§ **Instruction**
Write the material out again exactly.

** Start Recorded data **

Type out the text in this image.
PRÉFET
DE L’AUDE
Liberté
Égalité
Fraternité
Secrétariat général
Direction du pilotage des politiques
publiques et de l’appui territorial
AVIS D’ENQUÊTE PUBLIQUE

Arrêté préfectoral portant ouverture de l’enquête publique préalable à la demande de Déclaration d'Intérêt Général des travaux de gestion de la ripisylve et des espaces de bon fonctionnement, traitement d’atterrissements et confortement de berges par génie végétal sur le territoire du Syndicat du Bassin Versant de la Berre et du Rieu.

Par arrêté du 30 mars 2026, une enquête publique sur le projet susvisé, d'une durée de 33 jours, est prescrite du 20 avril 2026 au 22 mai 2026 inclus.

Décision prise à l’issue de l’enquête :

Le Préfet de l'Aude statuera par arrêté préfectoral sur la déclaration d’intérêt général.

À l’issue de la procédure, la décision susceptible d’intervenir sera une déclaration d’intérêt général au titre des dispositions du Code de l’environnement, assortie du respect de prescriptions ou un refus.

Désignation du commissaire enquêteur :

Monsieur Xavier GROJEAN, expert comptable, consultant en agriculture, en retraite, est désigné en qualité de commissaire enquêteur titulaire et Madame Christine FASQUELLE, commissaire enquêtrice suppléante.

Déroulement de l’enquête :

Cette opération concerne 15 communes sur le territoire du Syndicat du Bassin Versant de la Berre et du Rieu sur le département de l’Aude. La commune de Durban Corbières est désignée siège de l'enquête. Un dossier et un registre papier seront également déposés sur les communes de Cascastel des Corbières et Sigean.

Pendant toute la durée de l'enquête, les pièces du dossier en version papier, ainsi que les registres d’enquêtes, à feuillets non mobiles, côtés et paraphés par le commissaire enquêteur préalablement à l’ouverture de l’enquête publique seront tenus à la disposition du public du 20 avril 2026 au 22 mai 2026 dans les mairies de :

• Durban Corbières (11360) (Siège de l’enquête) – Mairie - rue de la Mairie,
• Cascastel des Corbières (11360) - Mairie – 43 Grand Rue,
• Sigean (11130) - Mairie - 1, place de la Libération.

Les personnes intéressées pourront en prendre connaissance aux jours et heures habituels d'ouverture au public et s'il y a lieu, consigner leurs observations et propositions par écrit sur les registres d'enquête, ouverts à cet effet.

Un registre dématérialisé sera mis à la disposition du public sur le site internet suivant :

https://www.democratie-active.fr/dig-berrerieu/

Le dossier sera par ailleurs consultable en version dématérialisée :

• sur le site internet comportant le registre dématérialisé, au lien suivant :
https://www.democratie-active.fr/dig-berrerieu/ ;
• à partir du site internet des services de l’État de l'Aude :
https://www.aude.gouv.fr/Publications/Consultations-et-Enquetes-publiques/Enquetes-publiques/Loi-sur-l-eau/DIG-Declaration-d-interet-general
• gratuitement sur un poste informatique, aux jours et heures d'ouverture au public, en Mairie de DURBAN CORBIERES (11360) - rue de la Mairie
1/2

** End Recorded data **

§ **Solution for this task**
Type out the text in this image.
PRÉFET
DE L’AUDE
Liberté
Égalité
Fraternité
Secrétariat général
Direction du pilotage des politiques
publiques et de l’appui territorial
AVIS D’ENQUÊTE PUBLIQUE

Arrêté préfectoral portant ouverture de l’enquête publique préalable à la demande de Déclaration d'Intérêt Général des travaux de gestion de la ripisylve et des espaces de bon fonctionnement, traitement d’atterrissements et confortement de berges par génie végétal sur le territoire du Syndicat du Bassin Versant de la Berre et du Rieu.

Par arrêté du 30 mars 2026, une enquête publique sur le projet susvisé, d'une durée de 33 jours, est prescrite du 20 avril 2026 au 22 mai 2026 inclus.

Décision prise à l’issue de l’enquête :

Le Préfet de l'Aude statuera par arrêté préfectoral sur la déclaration d’intérêt général.

À l’issue de la procédure, la décision susceptible d’intervenir sera une déclaration d’intérêt général au titre des dispositions du Code de l’environnement, assortie du respect de prescriptions ou un refus.

Désignation du commissaire enquêteur :

Monsieur Xavier GROJEAN, expert comptable, consultant en agriculture, en retraite, est désigné en qualité de commissaire enquêteur titulaire et Madame Christine FASQUELLE, commissaire enquêtrice suppléante.

Déroulement de l’enquête :

Cette opération concerne 15 communes sur le territoire du Syndicat du Bassin Versant de la Berre et du Rieu sur le département de l’Aude. La commune de Durban Corbières est désignée siège de l'enquête. Un dossier et un registre papier seront également déposés sur les communes de Cascastel des Corbières et Sigean.

Pendant toute la durée de l'enquête, les pièces du dossier en version papier, ainsi que les registres d’enquêtes, à feuillets non mobiles, côtés et paraphés par le commissaire enquêteur préalablement à l’ouverture de l’enquête publique seront tenus à la disposition du public du 20 avril 2026 au 22 mai 2026 dans les mairies de :

• Durban Corbières (11360) (Siège de l’enquête) – Mairie - rue de la Mairie,
• Cascastel des Corbières (11360) - Mairie – 43 Grand Rue,
• Sigean (11130) - Mairie - 1, place de la Libération.

Les personnes intéressées pourront en prendre connaissance aux jours et heures habituels d'ouverture au public et s'il y a lieu, consigner leurs observations et propositions par écrit sur les registres d'enquête, ouverts à cet effet.

Un registre dématérialisé sera mis à la disposition du public sur le site internet suivant :

https://www.democratie-active.fr/dig-berrerieu/

Le dossier sera par ailleurs consultable en version dématérialisée :

• sur le site internet comportant le registre dématérialisé, au lien suivant :
https://www.democratie-active.fr/dig-berrerieu/ ;
• à partir du site internet des services de l’État de l'Aude :
https://www.aude.gouv.fr/Publications/Consultations-et-Enquetes-publiques/Enquetes-publiques/Loi-sur-l-eau/DIG-Declaration-d-interet-general
• gratuitement sur un poste informatique, aux jours et heures d'ouverture au public, en Mairie de DURBAN CORBIERES (11360) - rue de la Mairie
1/2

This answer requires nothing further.